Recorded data

────────────────────

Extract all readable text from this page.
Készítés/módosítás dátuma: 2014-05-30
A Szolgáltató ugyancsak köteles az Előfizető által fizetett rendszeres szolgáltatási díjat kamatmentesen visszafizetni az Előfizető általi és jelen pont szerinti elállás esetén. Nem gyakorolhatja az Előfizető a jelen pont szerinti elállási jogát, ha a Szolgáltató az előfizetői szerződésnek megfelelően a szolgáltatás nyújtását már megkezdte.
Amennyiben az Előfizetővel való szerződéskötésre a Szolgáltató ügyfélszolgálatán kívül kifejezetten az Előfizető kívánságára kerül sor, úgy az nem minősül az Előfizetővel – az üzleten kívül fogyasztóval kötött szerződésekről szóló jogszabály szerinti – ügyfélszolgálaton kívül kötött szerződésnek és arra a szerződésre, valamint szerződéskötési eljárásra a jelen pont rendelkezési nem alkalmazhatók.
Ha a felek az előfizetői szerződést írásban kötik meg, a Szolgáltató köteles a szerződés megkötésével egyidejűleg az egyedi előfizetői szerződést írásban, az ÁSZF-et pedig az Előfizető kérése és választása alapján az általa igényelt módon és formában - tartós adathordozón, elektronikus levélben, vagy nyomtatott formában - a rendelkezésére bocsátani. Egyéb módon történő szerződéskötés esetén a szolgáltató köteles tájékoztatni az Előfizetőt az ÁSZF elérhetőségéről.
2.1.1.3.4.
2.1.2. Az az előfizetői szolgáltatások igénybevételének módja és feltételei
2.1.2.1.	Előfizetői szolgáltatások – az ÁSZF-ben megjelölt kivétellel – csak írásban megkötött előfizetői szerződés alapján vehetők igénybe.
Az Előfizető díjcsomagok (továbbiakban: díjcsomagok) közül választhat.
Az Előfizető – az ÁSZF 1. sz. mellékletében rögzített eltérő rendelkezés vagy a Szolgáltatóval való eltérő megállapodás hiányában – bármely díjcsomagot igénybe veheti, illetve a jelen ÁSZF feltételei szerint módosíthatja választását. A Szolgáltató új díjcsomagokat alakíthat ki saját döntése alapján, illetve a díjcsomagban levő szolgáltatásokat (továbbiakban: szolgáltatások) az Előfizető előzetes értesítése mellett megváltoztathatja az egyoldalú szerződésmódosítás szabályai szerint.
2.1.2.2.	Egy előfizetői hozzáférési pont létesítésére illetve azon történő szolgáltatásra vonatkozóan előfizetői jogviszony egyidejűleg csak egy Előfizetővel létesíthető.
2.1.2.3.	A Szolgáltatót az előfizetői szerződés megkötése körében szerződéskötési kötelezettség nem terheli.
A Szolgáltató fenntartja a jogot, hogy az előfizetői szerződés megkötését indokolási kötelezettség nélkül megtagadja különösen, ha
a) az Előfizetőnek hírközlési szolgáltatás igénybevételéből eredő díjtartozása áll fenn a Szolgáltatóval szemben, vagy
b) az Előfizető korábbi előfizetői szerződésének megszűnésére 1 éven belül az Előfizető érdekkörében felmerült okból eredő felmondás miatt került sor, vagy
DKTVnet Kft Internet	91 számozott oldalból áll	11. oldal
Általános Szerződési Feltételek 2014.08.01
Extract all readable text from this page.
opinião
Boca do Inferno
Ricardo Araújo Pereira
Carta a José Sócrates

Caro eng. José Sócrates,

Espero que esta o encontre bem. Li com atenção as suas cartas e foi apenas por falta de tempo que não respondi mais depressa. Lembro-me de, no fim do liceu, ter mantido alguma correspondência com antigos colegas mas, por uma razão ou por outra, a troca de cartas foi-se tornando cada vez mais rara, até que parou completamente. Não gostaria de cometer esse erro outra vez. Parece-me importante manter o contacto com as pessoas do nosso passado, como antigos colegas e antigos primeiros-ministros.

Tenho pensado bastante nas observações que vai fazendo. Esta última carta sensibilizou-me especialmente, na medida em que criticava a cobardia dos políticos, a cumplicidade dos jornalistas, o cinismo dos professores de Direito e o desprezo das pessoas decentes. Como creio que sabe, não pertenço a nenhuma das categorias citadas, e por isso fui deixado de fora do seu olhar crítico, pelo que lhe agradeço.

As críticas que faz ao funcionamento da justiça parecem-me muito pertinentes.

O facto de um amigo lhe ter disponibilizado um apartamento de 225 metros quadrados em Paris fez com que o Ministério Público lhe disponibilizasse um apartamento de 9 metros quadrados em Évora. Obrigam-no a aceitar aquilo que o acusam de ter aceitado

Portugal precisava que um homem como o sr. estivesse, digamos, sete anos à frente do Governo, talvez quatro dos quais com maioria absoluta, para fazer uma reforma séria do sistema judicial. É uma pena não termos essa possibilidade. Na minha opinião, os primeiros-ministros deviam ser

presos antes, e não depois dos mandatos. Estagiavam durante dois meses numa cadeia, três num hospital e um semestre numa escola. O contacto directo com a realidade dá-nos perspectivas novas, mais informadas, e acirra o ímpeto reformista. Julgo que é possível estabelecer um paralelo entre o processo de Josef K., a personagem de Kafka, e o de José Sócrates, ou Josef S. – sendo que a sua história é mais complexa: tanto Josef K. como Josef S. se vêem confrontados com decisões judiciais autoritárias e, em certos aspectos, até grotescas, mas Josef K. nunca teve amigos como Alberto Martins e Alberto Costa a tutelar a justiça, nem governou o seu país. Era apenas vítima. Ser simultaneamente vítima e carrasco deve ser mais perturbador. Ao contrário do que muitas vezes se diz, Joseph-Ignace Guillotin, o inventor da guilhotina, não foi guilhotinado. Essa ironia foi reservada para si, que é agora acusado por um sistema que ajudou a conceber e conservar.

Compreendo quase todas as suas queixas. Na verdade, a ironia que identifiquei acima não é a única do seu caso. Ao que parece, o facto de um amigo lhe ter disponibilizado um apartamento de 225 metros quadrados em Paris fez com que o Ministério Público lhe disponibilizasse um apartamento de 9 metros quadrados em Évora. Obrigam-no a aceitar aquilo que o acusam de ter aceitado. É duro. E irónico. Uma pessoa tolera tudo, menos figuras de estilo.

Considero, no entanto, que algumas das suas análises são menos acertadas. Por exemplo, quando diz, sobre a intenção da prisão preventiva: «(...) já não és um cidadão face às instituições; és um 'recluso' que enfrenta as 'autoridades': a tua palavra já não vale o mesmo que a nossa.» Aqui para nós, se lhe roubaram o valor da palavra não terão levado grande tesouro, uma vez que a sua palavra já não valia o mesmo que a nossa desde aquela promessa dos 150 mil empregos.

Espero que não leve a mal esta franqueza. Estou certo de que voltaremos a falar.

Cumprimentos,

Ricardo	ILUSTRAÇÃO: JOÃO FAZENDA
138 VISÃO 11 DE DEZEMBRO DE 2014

────────────────────

:: SHORT TASK ::
Output all of the data above without any alteration.

:: ANSWER TO THIS TASK ::
Extract all readable text from this page.
Készítés/módosítás dátuma: 2014-05-30
A Szolgáltató ugyancsak köteles az Előfizető által fizetett rendszeres szolgáltatási díjat kamatmentesen visszafizetni az Előfizető általi és jelen pont szerinti elállás esetén. Nem gyakorolhatja az Előfizető a jelen pont szerinti elállási jogát, ha a Szolgáltató az előfizetői szerződésnek megfelelően a szolgáltatás nyújtását már megkezdte.
Amennyiben az Előfizetővel való szerződéskötésre a Szolgáltató ügyfélszolgálatán kívül kifejezetten az Előfizető kívánságára kerül sor, úgy az nem minősül az Előfizetővel – az üzleten kívül fogyasztóval kötött szerződésekről szóló jogszabály szerinti – ügyfélszolgálaton kívül kötött szerződésnek és arra a szerződésre, valamint szerződéskötési eljárásra a jelen pont rendelkezési nem alkalmazhatók.
Ha a felek az előfizetői szerződést írásban kötik meg, a Szolgáltató köteles a szerződés megkötésével egyidejűleg az egyedi előfizetői szerződést írásban, az ÁSZF-et pedig az Előfizető kérése és választása alapján az általa igényelt módon és formában - tartós adathordozón, elektronikus levélben, vagy nyomtatott formában - a rendelkezésére bocsátani. Egyéb módon történő szerződéskötés esetén a szolgáltató köteles tájékoztatni az Előfizetőt az ÁSZF elérhetőségéről.
2.1.1.3.4.
2.1.2. Az az előfizetői szolgáltatások igénybevételének módja és feltételei
2.1.2.1.	Előfizetői szolgáltatások – az ÁSZF-ben megjelölt kivétellel – csak írásban megkötött előfizetői szerződés alapján vehetők igénybe.
Az Előfizető díjcsomagok (továbbiakban: díjcsomagok) közül választhat.
Az Előfizető – az ÁSZF 1. sz. mellékletében rögzített eltérő rendelkezés vagy a Szolgáltatóval való eltérő megállapodás hiányában – bármely díjcsomagot igénybe veheti, illetve a jelen ÁSZF feltételei szerint módosíthatja választását. A Szolgáltató új díjcsomagokat alakíthat ki saját döntése alapján, illetve a díjcsomagban levő szolgáltatásokat (továbbiakban: szolgáltatások) az Előfizető előzetes értesítése mellett megváltoztathatja az egyoldalú szerződésmódosítás szabályai szerint.
2.1.2.2.	Egy előfizetői hozzáférési pont létesítésére illetve azon történő szolgáltatásra vonatkozóan előfizetői jogviszony egyidejűleg csak egy Előfizetővel létesíthető.
2.1.2.3.	A Szolgáltatót az előfizetői szerződés megkötése körében szerződéskötési kötelezettség nem terheli.
A Szolgáltató fenntartja a jogot, hogy az előfizetői szerződés megkötését indokolási kötelezettség nélkül megtagadja különösen, ha
a) az Előfizetőnek hírközlési szolgáltatás igénybevételéből eredő díjtartozása áll fenn a Szolgáltatóval szemben, vagy
b) az Előfizető korábbi előfizetői szerződésének megszűnésére 1 éven belül az Előfizető érdekkörében felmerült okból eredő felmondás miatt került sor, vagy
DKTVnet Kft Internet	91 számozott oldalból áll	11. oldal
Általános Szerződési Feltételek 2014.08.01
Extract all readable text from this page.
opinião
Boca do Inferno
Ricardo Araújo Pereira
Carta a José Sócrates

Caro eng. José Sócrates,

Espero que esta o encontre bem. Li com atenção as suas cartas e foi apenas por falta de tempo que não respondi mais depressa. Lembro-me de, no fim do liceu, ter mantido alguma correspondência com antigos colegas mas, por uma razão ou por outra, a troca de cartas foi-se tornando cada vez mais rara, até que parou completamente. Não gostaria de cometer esse erro outra vez. Parece-me importante manter o contacto com as pessoas do nosso passado, como antigos colegas e antigos primeiros-ministros.

Tenho pensado bastante nas observações que vai fazendo. Esta última carta sensibilizou-me especialmente, na medida em que criticava a cobardia dos políticos, a cumplicidade dos jornalistas, o cinismo dos professores de Direito e o desprezo das pessoas decentes. Como creio que sabe, não pertenço a nenhuma das categorias citadas, e por isso fui deixado de fora do seu olhar crítico, pelo que lhe agradeço.

As críticas que faz ao funcionamento da justiça parecem-me muito pertinentes.

O facto de um amigo lhe ter disponibilizado um apartamento de 225 metros quadrados em Paris fez com que o Ministério Público lhe disponibilizasse um apartamento de 9 metros quadrados em Évora. Obrigam-no a aceitar aquilo que o acusam de ter aceitado

Portugal precisava que um homem como o sr. estivesse, digamos, sete anos à frente do Governo, talvez quatro dos quais com maioria absoluta, para fazer uma reforma séria do sistema judicial. É uma pena não termos essa possibilidade. Na minha opinião, os primeiros-ministros deviam ser

presos antes, e não depois dos mandatos. Estagiavam durante dois meses numa cadeia, três num hospital e um semestre numa escola. O contacto directo com a realidade dá-nos perspectivas novas, mais informadas, e acirra o ímpeto reformista. Julgo que é possível estabelecer um paralelo entre o processo de Josef K., a personagem de Kafka, e o de José Sócrates, ou Josef S. – sendo que a sua história é mais complexa: tanto Josef K. como Josef S. se vêem confrontados com decisões judiciais autoritárias e, em certos aspectos, até grotescas, mas Josef K. nunca teve amigos como Alberto Martins e Alberto Costa a tutelar a justiça, nem governou o seu país. Era apenas vítima. Ser simultaneamente vítima e carrasco deve ser mais perturbador. Ao contrário do que muitas vezes se diz, Joseph-Ignace Guillotin, o inventor da guilhotina, não foi guilhotinado. Essa ironia foi reservada para si, que é agora acusado por um sistema que ajudou a conceber e conservar.

Compreendo quase todas as suas queixas. Na verdade, a ironia que identifiquei acima não é a única do seu caso. Ao que parece, o facto de um amigo lhe ter disponibilizado um apartamento de 225 metros quadrados em Paris fez com que o Ministério Público lhe disponibilizasse um apartamento de 9 metros quadrados em Évora. Obrigam-no a aceitar aquilo que o acusam de ter aceitado. É duro. E irónico. Uma pessoa tolera tudo, menos figuras de estilo.

Considero, no entanto, que algumas das suas análises são menos acertadas. Por exemplo, quando diz, sobre a intenção da prisão preventiva: «(...) já não és um cidadão face às instituições; és um 'recluso' que enfrenta as 'autoridades': a tua palavra já não vale o mesmo que a nossa.» Aqui para nós, se lhe roubaram o valor da palavra não terão levado grande tesouro, uma vez que a sua palavra já não valia o mesmo que a nossa desde aquela promessa dos 150 mil empregos.

Espero que não leve a mal esta franqueza. Estou certo de que voltaremos a falar.

Cumprimentos,

Ricardo	ILUSTRAÇÃO: JOÃO FAZENDA
138 VISÃO 11 DE DEZEMBRO DE 2014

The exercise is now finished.